### GIVEN DATA:
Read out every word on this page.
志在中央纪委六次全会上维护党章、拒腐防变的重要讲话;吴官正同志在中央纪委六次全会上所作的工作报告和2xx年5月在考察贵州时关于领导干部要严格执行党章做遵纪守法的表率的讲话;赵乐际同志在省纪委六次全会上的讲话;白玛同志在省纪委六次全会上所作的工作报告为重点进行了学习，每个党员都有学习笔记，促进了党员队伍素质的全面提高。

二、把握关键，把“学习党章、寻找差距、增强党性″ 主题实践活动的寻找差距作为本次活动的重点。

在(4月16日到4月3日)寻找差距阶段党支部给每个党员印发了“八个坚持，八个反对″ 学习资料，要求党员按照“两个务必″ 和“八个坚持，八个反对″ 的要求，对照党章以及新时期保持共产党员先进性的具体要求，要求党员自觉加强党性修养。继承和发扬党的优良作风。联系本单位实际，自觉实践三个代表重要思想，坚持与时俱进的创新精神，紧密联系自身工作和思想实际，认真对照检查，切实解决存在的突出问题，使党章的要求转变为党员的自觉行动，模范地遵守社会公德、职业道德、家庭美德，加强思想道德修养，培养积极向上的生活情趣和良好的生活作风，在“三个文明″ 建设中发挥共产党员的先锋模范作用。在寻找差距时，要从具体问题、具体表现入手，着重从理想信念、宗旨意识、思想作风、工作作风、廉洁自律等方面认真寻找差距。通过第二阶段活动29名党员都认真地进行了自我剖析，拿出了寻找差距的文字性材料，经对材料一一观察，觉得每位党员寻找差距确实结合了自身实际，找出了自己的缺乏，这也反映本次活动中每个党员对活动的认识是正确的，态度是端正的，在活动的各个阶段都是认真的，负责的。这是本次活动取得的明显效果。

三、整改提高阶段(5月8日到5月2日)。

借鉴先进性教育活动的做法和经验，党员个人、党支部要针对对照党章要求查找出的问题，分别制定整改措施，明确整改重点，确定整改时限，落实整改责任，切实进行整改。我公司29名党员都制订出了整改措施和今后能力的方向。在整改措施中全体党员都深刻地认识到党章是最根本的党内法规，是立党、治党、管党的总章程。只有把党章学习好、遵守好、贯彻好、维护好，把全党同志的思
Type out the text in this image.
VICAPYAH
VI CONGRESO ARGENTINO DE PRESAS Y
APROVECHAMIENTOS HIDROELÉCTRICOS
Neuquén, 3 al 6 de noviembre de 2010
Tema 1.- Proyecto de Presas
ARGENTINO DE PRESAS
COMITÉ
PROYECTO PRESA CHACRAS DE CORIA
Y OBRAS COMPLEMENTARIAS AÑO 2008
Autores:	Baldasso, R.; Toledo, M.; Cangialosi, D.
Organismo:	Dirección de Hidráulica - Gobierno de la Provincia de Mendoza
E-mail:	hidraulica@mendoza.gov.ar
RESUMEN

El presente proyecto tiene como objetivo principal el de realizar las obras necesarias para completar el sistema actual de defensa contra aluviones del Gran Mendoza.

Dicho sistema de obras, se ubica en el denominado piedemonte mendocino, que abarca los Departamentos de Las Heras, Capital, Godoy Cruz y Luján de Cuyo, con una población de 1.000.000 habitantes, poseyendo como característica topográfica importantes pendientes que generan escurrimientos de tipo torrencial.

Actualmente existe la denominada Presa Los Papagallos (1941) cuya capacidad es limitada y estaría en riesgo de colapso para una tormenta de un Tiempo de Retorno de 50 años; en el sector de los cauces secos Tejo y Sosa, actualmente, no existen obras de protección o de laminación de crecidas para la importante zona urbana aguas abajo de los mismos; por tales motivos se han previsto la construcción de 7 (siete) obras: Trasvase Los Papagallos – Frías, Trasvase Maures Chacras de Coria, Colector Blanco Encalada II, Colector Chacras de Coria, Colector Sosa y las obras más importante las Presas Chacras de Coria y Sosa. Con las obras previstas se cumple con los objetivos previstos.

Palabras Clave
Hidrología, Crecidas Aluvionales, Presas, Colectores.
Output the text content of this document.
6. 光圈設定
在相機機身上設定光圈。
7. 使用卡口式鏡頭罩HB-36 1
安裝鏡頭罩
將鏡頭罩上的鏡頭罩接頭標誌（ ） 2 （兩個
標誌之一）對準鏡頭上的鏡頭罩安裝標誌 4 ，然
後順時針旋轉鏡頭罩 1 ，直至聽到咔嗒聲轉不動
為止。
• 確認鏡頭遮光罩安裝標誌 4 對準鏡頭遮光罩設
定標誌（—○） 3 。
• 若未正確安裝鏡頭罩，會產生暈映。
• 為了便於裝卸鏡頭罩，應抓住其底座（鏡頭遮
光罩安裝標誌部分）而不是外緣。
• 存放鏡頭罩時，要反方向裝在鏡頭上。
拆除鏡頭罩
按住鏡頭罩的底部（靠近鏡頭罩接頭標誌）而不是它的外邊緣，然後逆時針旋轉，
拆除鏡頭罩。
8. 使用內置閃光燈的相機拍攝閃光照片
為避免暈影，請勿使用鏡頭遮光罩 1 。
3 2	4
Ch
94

### DO THIS:
Filter the entries down to the lines containing "como". Copy each of those lines.

### RESULT:
El presente proyecto tiene como objetivo principal el de realizar las obras necesarias para completar el sistema actual de defensa contra aluviones del Gran Mendoza.
Dicho sistema de obras, se ubica en el denominado piedemonte mendocino, que abarca los Departamentos de Las Heras, Capital, Godoy Cruz y Luján de Cuyo, con una población de 1.000.000 habitantes, poseyendo como característica topográfica importantes pendientes que generan escurrimientos de tipo torrencial.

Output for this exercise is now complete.